Task requirements: Collect every line in the records below that contains the word "color".

Supplied data:
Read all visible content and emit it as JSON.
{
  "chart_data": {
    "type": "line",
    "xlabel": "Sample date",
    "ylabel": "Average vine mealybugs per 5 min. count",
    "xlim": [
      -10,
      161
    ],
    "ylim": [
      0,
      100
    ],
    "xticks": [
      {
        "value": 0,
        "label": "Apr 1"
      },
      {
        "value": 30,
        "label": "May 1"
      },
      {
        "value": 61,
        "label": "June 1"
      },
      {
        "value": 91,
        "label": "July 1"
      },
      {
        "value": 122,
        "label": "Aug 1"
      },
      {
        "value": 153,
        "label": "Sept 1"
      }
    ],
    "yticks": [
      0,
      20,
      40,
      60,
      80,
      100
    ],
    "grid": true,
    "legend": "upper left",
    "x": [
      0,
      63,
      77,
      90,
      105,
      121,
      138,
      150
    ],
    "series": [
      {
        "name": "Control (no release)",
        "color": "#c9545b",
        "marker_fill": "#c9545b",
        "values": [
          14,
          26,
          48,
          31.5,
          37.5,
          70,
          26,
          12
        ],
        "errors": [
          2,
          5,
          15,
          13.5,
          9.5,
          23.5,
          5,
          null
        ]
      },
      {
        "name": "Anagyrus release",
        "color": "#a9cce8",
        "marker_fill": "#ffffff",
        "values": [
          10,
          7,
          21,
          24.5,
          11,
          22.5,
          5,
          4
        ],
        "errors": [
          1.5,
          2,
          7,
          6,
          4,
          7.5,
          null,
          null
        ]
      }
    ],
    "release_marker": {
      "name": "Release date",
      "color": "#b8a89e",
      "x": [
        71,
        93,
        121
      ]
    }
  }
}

In response:
        "color": "#c9545b",
        "color": "#a9cce8",
      "color": "#b8a89e",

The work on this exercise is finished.